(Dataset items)
----

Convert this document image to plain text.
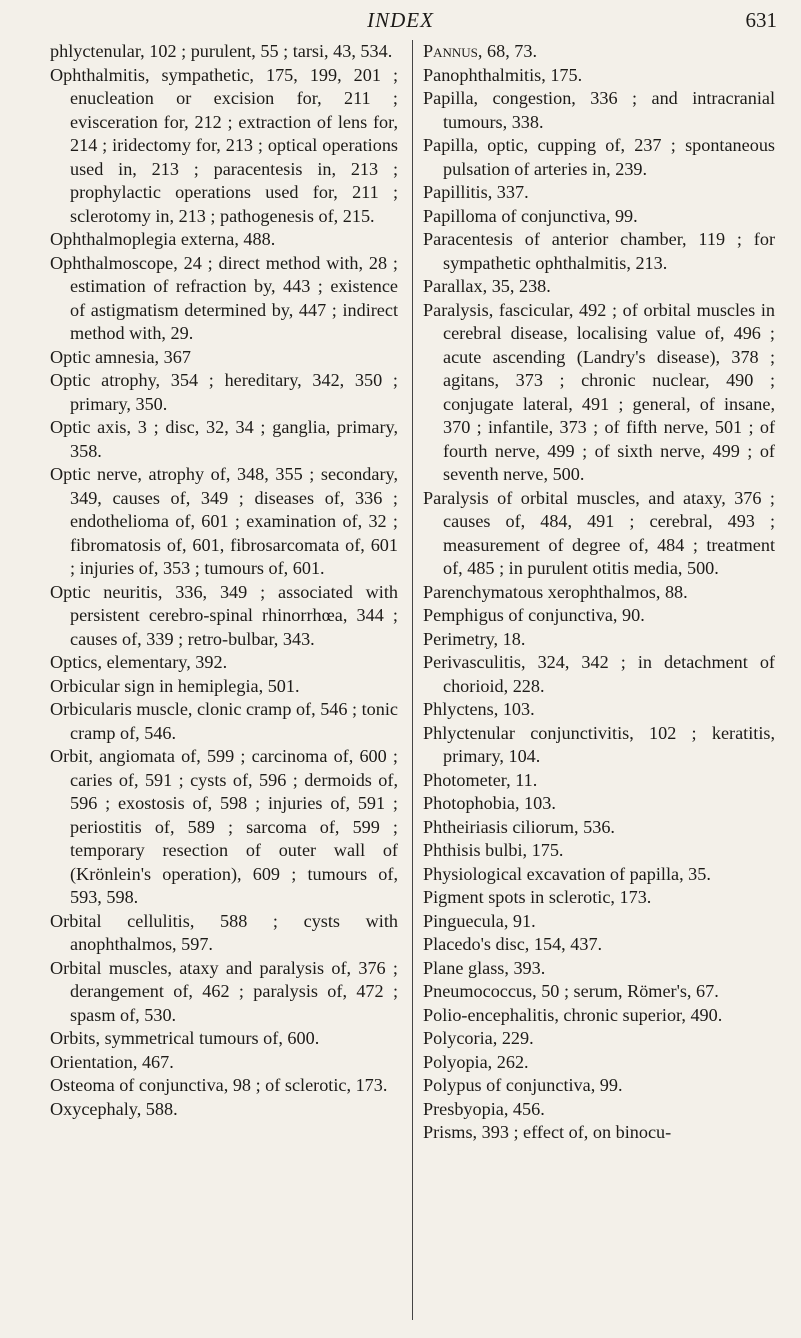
INDEX	631

phlyctenular, 102 ; purulent, 55 ; tarsi, 43, 534.

Ophthalmitis, sympathetic, 175, 199, 201 ; enucleation or excision for, 211 ; evisceration for, 212 ; extraction of lens for, 214 ; iridectomy for, 213 ; optical operations used in, 213 ; paracentesis in, 213 ; prophylactic operations used for, 211 ; sclerotomy in, 213 ; pathogenesis of, 215.

Ophthalmoplegia externa, 488.

Ophthalmoscope, 24 ; direct method with, 28 ; estimation of refraction by, 443 ; existence of astigmatism determined by, 447 ; indirect method with, 29.

Optic amnesia, 367

Optic atrophy, 354 ; hereditary, 342, 350 ; primary, 350.

Optic axis, 3 ; disc, 32, 34 ; ganglia, primary, 358.

Optic nerve, atrophy of, 348, 355 ; secondary, 349, causes of, 349 ; diseases of, 336 ; endothelioma of, 601 ; examination of, 32 ; fibromatosis of, 601, fibrosarcomata of, 601 ; injuries of, 353 ; tumours of, 601.

Optic neuritis, 336, 349 ; associated with persistent cerebro-spinal rhinorrhœa, 344 ; causes of, 339 ; retro-bulbar, 343.

Optics, elementary, 392.

Orbicular sign in hemiplegia, 501.

Orbicularis muscle, clonic cramp of, 546 ; tonic cramp of, 546.

Orbit, angiomata of, 599 ; carcinoma of, 600 ; caries of, 591 ; cysts of, 596 ; dermoids of, 596 ; exostosis of, 598 ; injuries of, 591 ; periostitis of, 589 ; sarcoma of, 599 ; temporary resection of outer wall of (Krönlein's operation), 609 ; tumours of, 593, 598.

Orbital cellulitis, 588 ; cysts with anophthalmos, 597.

Orbital muscles, ataxy and paralysis of, 376 ; derangement of, 462 ; paralysis of, 472 ; spasm of, 530.

Orbits, symmetrical tumours of, 600.

Orientation, 467.

Osteoma of conjunctiva, 98 ; of sclerotic, 173.

Oxycephaly, 588.

Pannus, 68, 73.

Panophthalmitis, 175.

Papilla, congestion, 336 ; and intracranial tumours, 338.

Papilla, optic, cupping of, 237 ; spontaneous pulsation of arteries in, 239.

Papillitis, 337.

Papilloma of conjunctiva, 99.

Paracentesis of anterior chamber, 119 ; for sympathetic ophthalmitis, 213.

Parallax, 35, 238.

Paralysis, fascicular, 492 ; of orbital muscles in cerebral disease, localising value of, 496 ; acute ascending (Landry's disease), 378 ; agitans, 373 ; chronic nuclear, 490 ; conjugate lateral, 491 ; general, of insane, 370 ; infantile, 373 ; of fifth nerve, 501 ; of fourth nerve, 499 ; of sixth nerve, 499 ; of seventh nerve, 500.

Paralysis of orbital muscles, and ataxy, 376 ; causes of, 484, 491 ; cerebral, 493 ; measurement of degree of, 484 ; treatment of, 485 ; in purulent otitis media, 500.

Parenchymatous xerophthalmos, 88.

Pemphigus of conjunctiva, 90.

Perimetry, 18.

Perivasculitis, 324, 342 ; in detachment of chorioid, 228.

Phlyctens, 103.

Phlyctenular conjunctivitis, 102 ; keratitis, primary, 104.

Photometer, 11.

Photophobia, 103.

Phtheiriasis ciliorum, 536.

Phthisis bulbi, 175.

Physiological excavation of papilla, 35.

Pigment spots in sclerotic, 173.

Pinguecula, 91.

Placedo's disc, 154, 437.

Plane glass, 393.

Pneumococcus, 50 ; serum, Römer's, 67.

Polio-encephalitis, chronic superior, 490.

Polycoria, 229.

Polyopia, 262.

Polypus of conjunctiva, 99.

Presbyopia, 456.

Prisms, 393 ; effect of, on binocu-
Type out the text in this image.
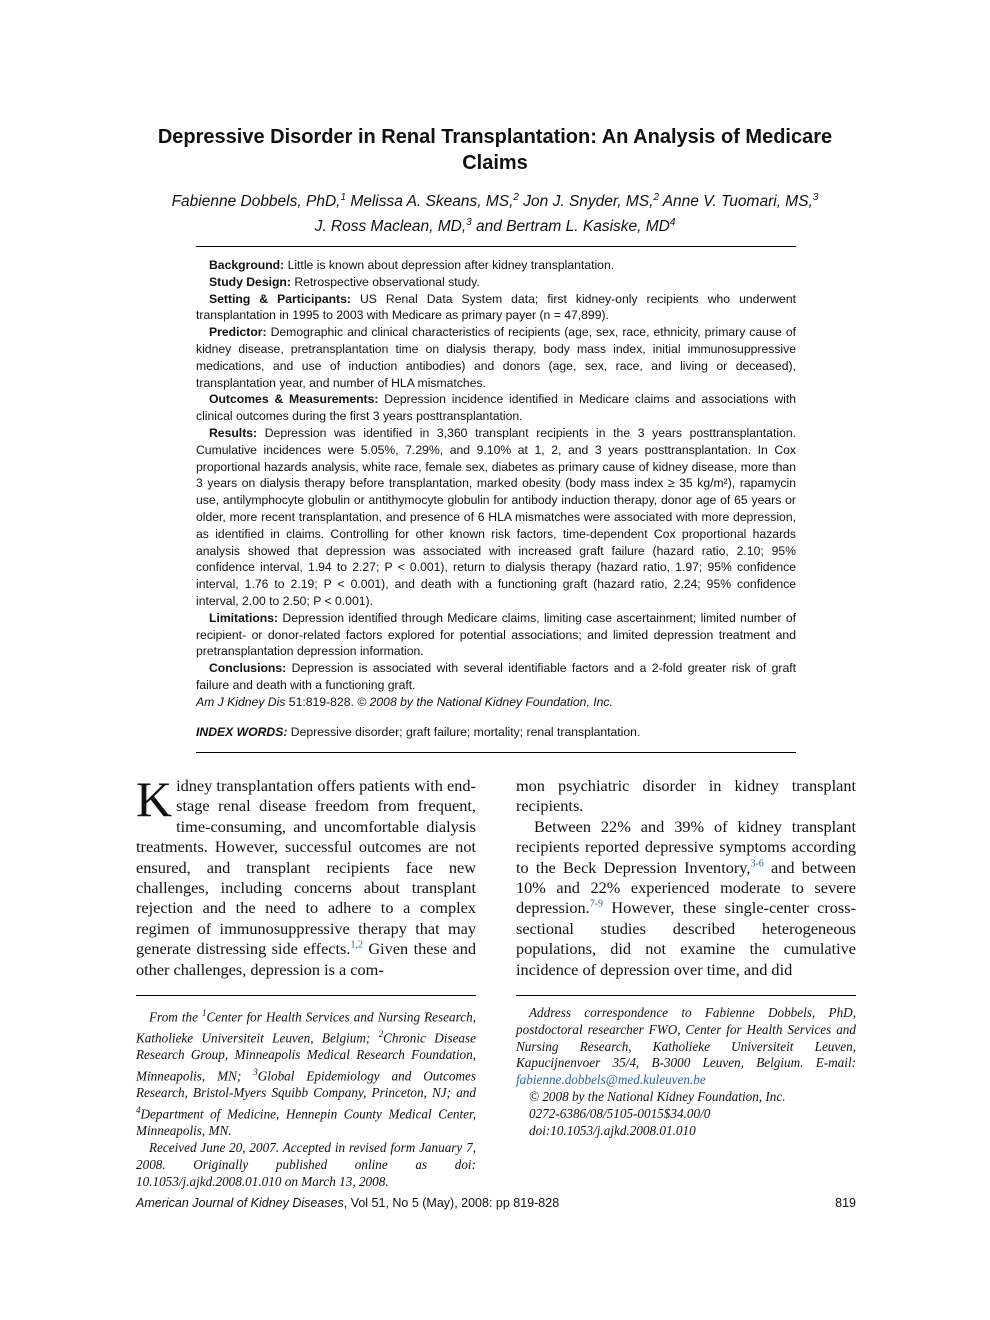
Depressive Disorder in Renal Transplantation: An Analysis of Medicare Claims
Fabienne Dobbels, PhD,$^1$ Melissa A. Skeans, MS,$^2$ Jon J. Snyder, MS,$^2$ Anne V. Tuomari, MS,$^3$
J. Ross Maclean, MD,$^3$ and Bertram L. Kasiske, $MD^4$

Background: Little is known about depression after kidney transplantation.

Study Design: Retrospective observational study.

Setting & Participants: US Renal Data System data; first kidney-only recipients who underwent transplantation in 1995 to 2003 with Medicare as primary payer (n = 47,899).

Predictor: Demographic and clinical characteristics of recipients (age, sex, race, ethnicity, primary cause of kidney disease, pretransplantation time on dialysis therapy, body mass index, initial immunosuppressive medications, and use of induction antibodies) and donors (age, sex, race, and living or deceased), transplantation year, and number of HLA mismatches.

Outcomes & Measurements: Depression incidence identified in Medicare claims and associations with clinical outcomes during the first 3 years posttransplantation.

Results: Depression was identified in 3,360 transplant recipients in the 3 years posttransplantation. Cumulative incidences were 5.05%, 7.29%, and 9.10% at 1, 2, and 3 years posttransplantation. In Cox proportional hazards analysis, white race, female sex, diabetes as primary cause of kidney disease, more than 3 years on dialysis therapy before transplantation, marked obesity (body mass index ≥ 35 kg/m²), rapamycin use, antilymphocyte globulin or antithymocyte globulin for antibody induction therapy, donor age of 65 years or older, more recent transplantation, and presence of 6 HLA mismatches were associated with more depression, as identified in claims. Controlling for other known risk factors, time-dependent Cox proportional hazards analysis showed that depression was associated with increased graft failure (hazard ratio, 2.10; 95% confidence interval, 1.94 to 2.27; P < 0.001), return to dialysis therapy (hazard ratio, 1.97; 95% confidence interval, 1.76 to 2.19; P < 0.001), and death with a functioning graft (hazard ratio, 2.24; 95% confidence interval, 2.00 to 2.50; P < 0.001).

Limitations: Depression identified through Medicare claims, limiting case ascertainment; limited number of recipient- or donor-related factors explored for potential associations; and limited depression treatment and pretransplantation depression information.

Conclusions: Depression is associated with several identifiable factors and a 2-fold greater risk of graft failure and death with a functioning graft.

Am J Kidney Dis 51:819-828. © 2008 by the National Kidney Foundation, Inc.

INDEX WORDS: Depressive disorder; graft failure; mortality; renal transplantation.

Kidney transplantation offers patients with end-stage renal disease freedom from frequent, time-consuming, and uncomfortable dialysis treatments. However, successful outcomes are not ensured, and transplant recipients face new challenges, including concerns about transplant rejection and the need to adhere to a complex regimen of immunosuppressive therapy that may generate distressing side effects.$^{1,2}$ Given these and other challenges, depression is a com-

mon psychiatric disorder in kidney transplant recipients.

Between 22% and 39% of kidney transplant recipients reported depressive symptoms according to the Beck Depression Inventory,$^{3-6}$ and between 10% and 22% experienced moderate to severe depression.$^{7-9}$ However, these single-center cross-sectional studies described heterogeneous populations, did not examine the cumulative incidence of depression over time, and did

From the $^1$Center for Health Services and Nursing Research, Katholieke Universiteit Leuven, Belgium; $^2$Chronic Disease Research Group, Minneapolis Medical Research Foundation, Minneapolis, MN; $^3$Global Epidemiology and Outcomes Research, Bristol-Myers Squibb Company, Princeton, NJ; and $^4$Department of Medicine, Hennepin County Medical Center, Minneapolis, MN.

Received June 20, 2007. Accepted in revised form January 7, 2008. Originally published online as doi: 10.1053/j.ajkd.2008.01.010 on March 13, 2008.

Address correspondence to Fabienne Dobbels, PhD, postdoctoral researcher FWO, Center for Health Services and Nursing Research, Katholieke Universiteit Leuven, Kapucijnenvoer 35/4, B-3000 Leuven, Belgium. E-mail: fabienne.dobbels@med.kuleuven.be

© 2008 by the National Kidney Foundation, Inc.

0272-6386/08/5105-0015$34.00/0

doi:10.1053/j.ajkd.2008.01.010

American Journal of Kidney Diseases, Vol 51, No 5 (May), 2008: pp 819-828	819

----

**PROBLEM REQUIREMENTS**
Copy, from the lines above, each one that holds "disc".

**FINISHED EXERCISE**
Optic axis, 3 ; disc, 32, 34 ; ganglia, primary, 358.
Placedo's disc, 154, 437.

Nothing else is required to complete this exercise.